## What you need to do
Switch "CMOD" to "COD" throughout the lines below and leave everything else unchanged. Omit the pictures from your answer.

....

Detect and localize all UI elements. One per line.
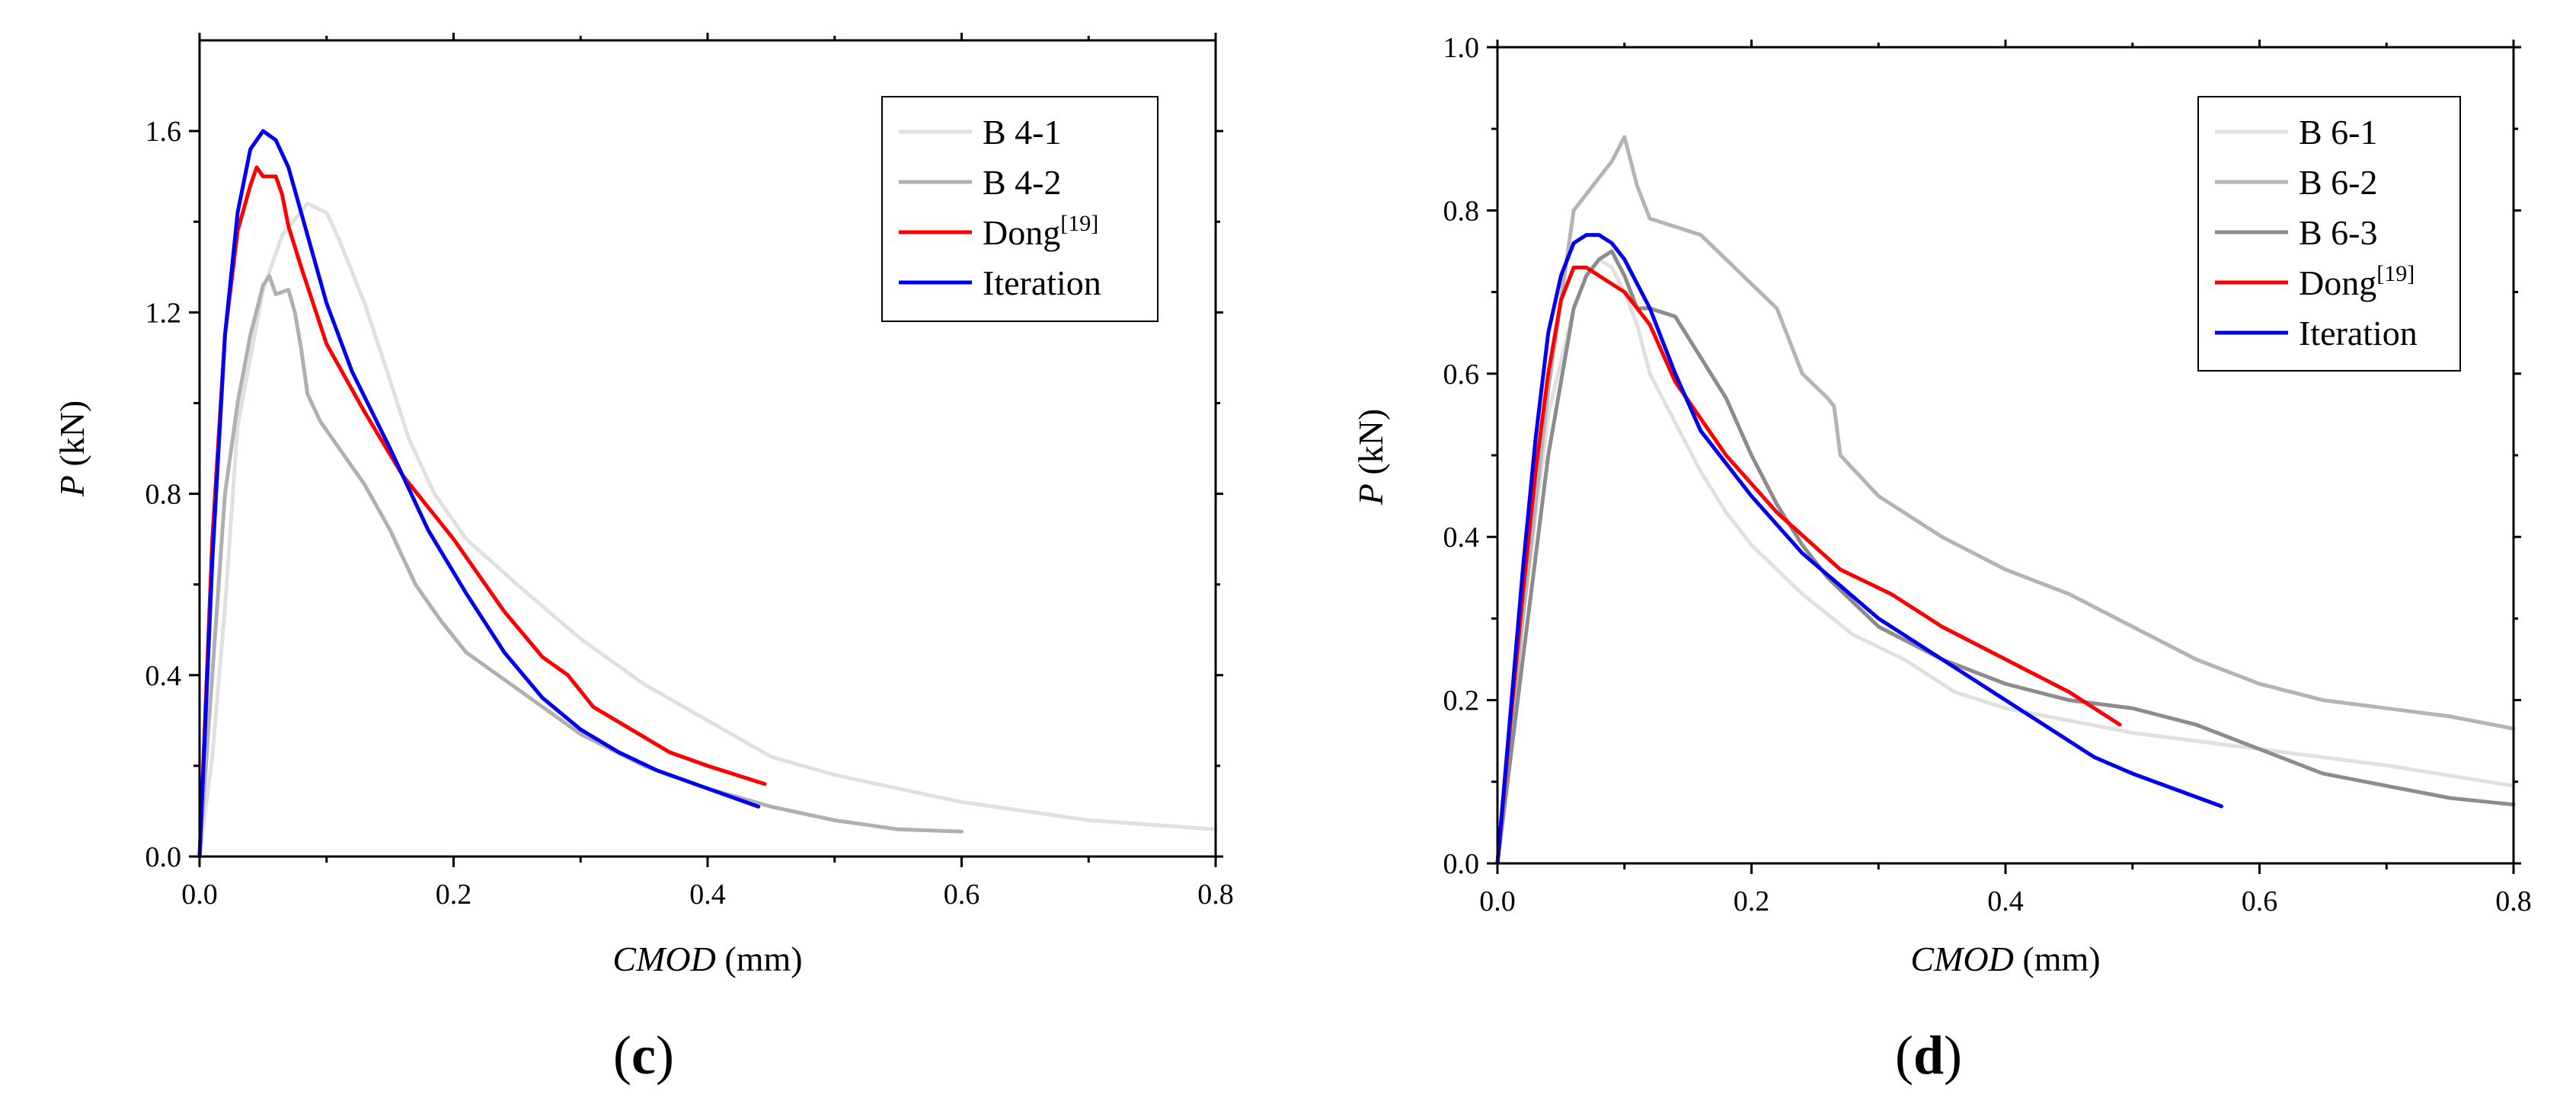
y-axis-label-unit: (kN)	[1351, 409, 1390, 483]
caption-close: )	[1944, 1025, 1962, 1086]
series-line-dong	[197, 165, 767, 859]
legend-label-sup: [19]	[2376, 261, 2415, 286]
x-axis-label-unit: (mm)	[716, 940, 803, 978]
caption-open: (	[613, 1025, 631, 1086]
legend-label: Iteration	[2299, 314, 2418, 353]
x-axis-label-var: CMOD	[1910, 940, 2013, 978]
y-tick-label: 0.8	[1443, 195, 1480, 227]
legend-label: Dong[19]	[983, 211, 1098, 252]
series-line-b-4-2	[197, 274, 964, 859]
chart-panel-d: 0.0 0.2 0.4 0.6 0.8 0.0 0.2 0.4 0.6 0.8 1.0 CMOD (m…	[1351, 32, 2532, 1086]
y-tick-label: 0.2	[1443, 685, 1480, 717]
y-tick-label: 0.0	[1443, 848, 1480, 880]
y-axis-label-var: P	[53, 475, 91, 497]
legend-label: B 6-1	[2299, 113, 2378, 152]
legend-label-name: B 6-2	[2299, 163, 2378, 202]
series-line-dong	[1495, 265, 2122, 866]
x-tick-label: 0.6	[2242, 885, 2278, 917]
y-axis-label: P (kN)	[53, 400, 91, 497]
caption-open: (	[1895, 1025, 1913, 1086]
legend-label: B 4-1	[983, 113, 1062, 152]
y-axis-label: P (kN)	[1351, 409, 1390, 506]
y-tick-label: 0.4	[1443, 522, 1480, 554]
x-tick-label: 0.8	[1197, 879, 1234, 911]
chart-panel-c: 0.0 0.2 0.4 0.6 0.8 0.0 0.4 0.8 1.2 1.6 CMOD (mm) P…	[53, 33, 1234, 1086]
y-tick-label: 0.6	[1443, 359, 1480, 391]
legend-label-name: B 6-1	[2299, 113, 2378, 152]
x-tick-label: 0.4	[1987, 885, 2024, 917]
x-tick-label: 0.0	[181, 879, 218, 911]
series-line-iteration	[197, 129, 761, 859]
y-tick-label: 1.6	[145, 116, 182, 148]
legend-label-name: B 4-1	[983, 113, 1062, 152]
x-tick-label: 0.8	[2495, 885, 2532, 917]
x-axis-label-unit: (mm)	[2014, 940, 2101, 978]
series-line-iteration	[1495, 233, 2223, 866]
panel-caption: (d)	[1895, 1025, 1962, 1086]
x-tick-label: 0.0	[1479, 885, 1516, 917]
legend-label: Dong[19]	[2299, 261, 2415, 302]
legend-label: B 6-3	[2299, 213, 2378, 252]
x-axis-label-var: CMOD	[612, 940, 715, 978]
x-tick-label: 0.2	[1734, 885, 1770, 917]
caption-close: )	[656, 1025, 674, 1086]
legend-label: B 6-2	[2299, 163, 2378, 202]
x-axis-label: CMOD (mm)	[612, 940, 802, 978]
x-tick-label: 0.6	[944, 879, 980, 911]
x-axis-label: CMOD (mm)	[1910, 940, 2100, 978]
legend-label-sup: [19]	[1060, 211, 1098, 236]
legend-label: Iteration	[983, 263, 1101, 302]
y-tick-label: 1.2	[145, 297, 182, 329]
legend-label-name: B 4-2	[983, 163, 1062, 202]
y-axis-label-var: P	[1351, 483, 1390, 506]
y-tick-label: 1.0	[1443, 32, 1480, 64]
legend-label-name: Dong	[2299, 263, 2376, 302]
y-tick-label: 0.4	[145, 660, 182, 692]
y-axis-label-unit: (kN)	[53, 400, 91, 475]
legend-label-name: B 6-3	[2299, 213, 2378, 252]
x-tick-label: 0.4	[689, 879, 726, 911]
caption-letter: c	[631, 1025, 656, 1086]
x-tick-label: 0.2	[436, 879, 472, 911]
caption-letter: d	[1913, 1025, 1944, 1086]
y-tick-label: 0.0	[145, 841, 182, 873]
legend: B 4-1 B 4-2 Dong[19] Iteration	[881, 96, 1159, 322]
legend-label-name: Iteration	[2299, 314, 2418, 353]
y-tick-label: 0.8	[145, 479, 182, 511]
legend-label-name: Dong	[983, 213, 1060, 252]
legend-label-name: Iteration	[983, 263, 1101, 302]
legend: B 6-1 B 6-2 B 6-3 Dong[19] Iteration	[2197, 96, 2461, 372]
series-line-b-6-2	[1495, 135, 2516, 866]
series-line-b-6-3	[1495, 249, 2516, 866]
legend-label: B 4-2	[983, 163, 1062, 202]
panel-caption: (c)	[613, 1025, 674, 1086]
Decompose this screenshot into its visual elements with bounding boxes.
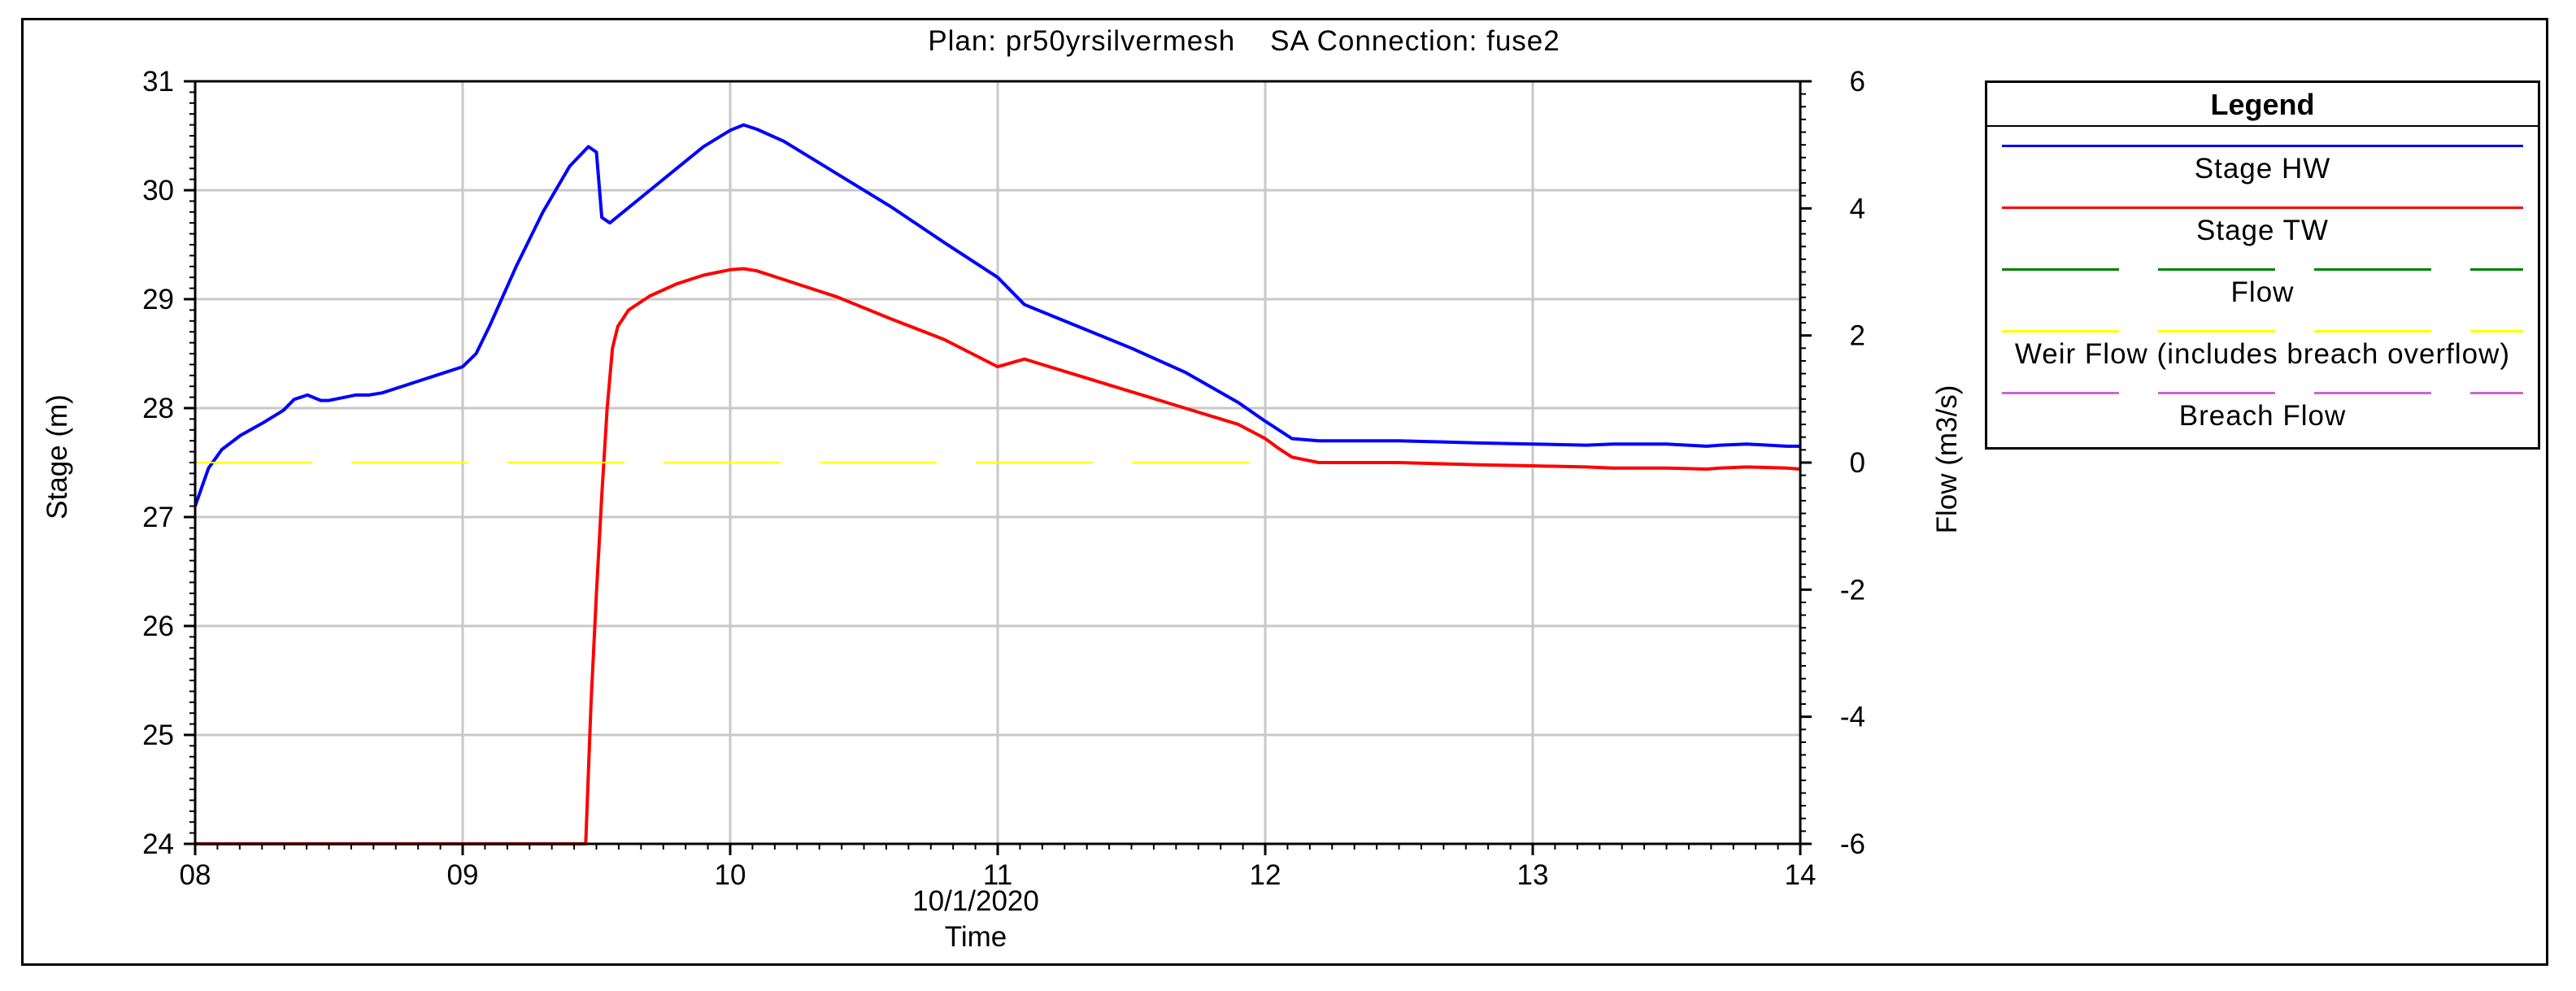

....

## Answer to the exercise
Detect and localize all UI elements. One per line.
y-axis-label-unit: (kN)	[1351, 409, 1390, 483]
caption-close: )	[1944, 1025, 1962, 1086]
series-line-dong	[197, 165, 767, 859]
legend-label-sup: [19]	[2376, 261, 2415, 286]
x-axis-label-unit: (mm)	[716, 940, 803, 978]
caption-open: (	[613, 1025, 631, 1086]
legend-label: Iteration	[2299, 314, 2418, 353]
x-axis-label-var: COD	[1910, 940, 2013, 978]
y-tick-label: 0.8	[1443, 195, 1480, 227]
legend-label: Dong[19]	[983, 211, 1098, 252]
series-line-b-4-2	[197, 274, 964, 859]
chart-panel-d: 0.0 0.2 0.4 0.6 0.8 0.0 0.2 0.4 0.6 0.8 1.0 COD (m…	[1351, 32, 2532, 1086]
y-tick-label: 0.2	[1443, 685, 1480, 717]
y-tick-label: 0.0	[1443, 848, 1480, 880]
y-axis-label-var: P	[53, 475, 91, 497]
legend-label: B 6-1	[2299, 113, 2378, 152]
legend-label-name: B 6-2	[2299, 163, 2378, 202]
series-line-dong	[1495, 265, 2122, 866]
x-tick-label: 0.6	[2242, 885, 2278, 917]
y-axis-label: P (kN)	[53, 400, 91, 497]
caption-open: (	[1895, 1025, 1913, 1086]
legend-label: B 4-1	[983, 113, 1062, 152]
y-axis-label: P (kN)	[1351, 409, 1390, 506]
y-tick-label: 0.4	[1443, 522, 1480, 554]
x-tick-label: 0.8	[1197, 879, 1234, 911]
chart-panel-c: 0.0 0.2 0.4 0.6 0.8 0.0 0.4 0.8 1.2 1.6 COD (mm) P…	[53, 33, 1234, 1086]
y-tick-label: 0.6	[1443, 359, 1480, 391]
legend-label-name: B 6-1	[2299, 113, 2378, 152]
x-tick-label: 0.4	[1987, 885, 2024, 917]
x-tick-label: 0.0	[181, 879, 218, 911]
series-line-iteration	[197, 129, 761, 859]
y-tick-label: 1.6	[145, 116, 182, 148]
legend-label-name: B 4-1	[983, 113, 1062, 152]
x-tick-label: 0.8	[2495, 885, 2532, 917]
x-axis-label-unit: (mm)	[2014, 940, 2101, 978]
series-line-iteration	[1495, 233, 2223, 866]
panel-caption: (d)	[1895, 1025, 1962, 1086]
x-tick-label: 0.0	[1479, 885, 1516, 917]
legend-label: Dong[19]	[2299, 261, 2415, 302]
legend-label: B 6-3	[2299, 213, 2378, 252]
x-axis-label-var: COD	[612, 940, 715, 978]
x-tick-label: 0.2	[1734, 885, 1770, 917]
caption-close: )	[656, 1025, 674, 1086]
legend-label: B 6-2	[2299, 163, 2378, 202]
x-axis-label: COD (mm)	[612, 940, 802, 978]
x-tick-label: 0.6	[944, 879, 980, 911]
x-axis-label: COD (mm)	[1910, 940, 2100, 978]
legend-label-sup: [19]	[1060, 211, 1098, 236]
legend-label: Iteration	[983, 263, 1101, 302]
y-tick-label: 1.2	[145, 297, 182, 329]
legend-label-name: B 4-2	[983, 163, 1062, 202]
y-axis-label-var: P	[1351, 483, 1390, 506]
y-tick-label: 1.0	[1443, 32, 1480, 64]
legend-label-name: Dong	[2299, 263, 2376, 302]
y-tick-label: 0.4	[145, 660, 182, 692]
y-axis-label-unit: (kN)	[53, 400, 91, 475]
legend-label-name: B 6-3	[2299, 213, 2378, 252]
x-tick-label: 0.4	[689, 879, 726, 911]
caption-letter: c	[631, 1025, 656, 1086]
x-tick-label: 0.2	[436, 879, 472, 911]
caption-letter: d	[1913, 1025, 1944, 1086]
y-tick-label: 0.0	[145, 841, 182, 873]
legend: B 4-1 B 4-2 Dong[19] Iteration	[881, 96, 1159, 322]
legend-label-name: Iteration	[2299, 314, 2418, 353]
y-tick-label: 0.8	[145, 479, 182, 511]
legend-label-name: Dong	[983, 213, 1060, 252]
legend-label-name: Iteration	[983, 263, 1101, 302]
legend: B 6-1 B 6-2 B 6-3 Dong[19] Iteration	[2197, 96, 2461, 372]
series-line-b-6-2	[1495, 135, 2516, 866]
series-line-b-6-3	[1495, 249, 2516, 866]
legend-label: B 4-2	[983, 163, 1062, 202]
panel-caption: (c)	[613, 1025, 674, 1086]
Decompose this screenshot into its visual elements with bounding boxes.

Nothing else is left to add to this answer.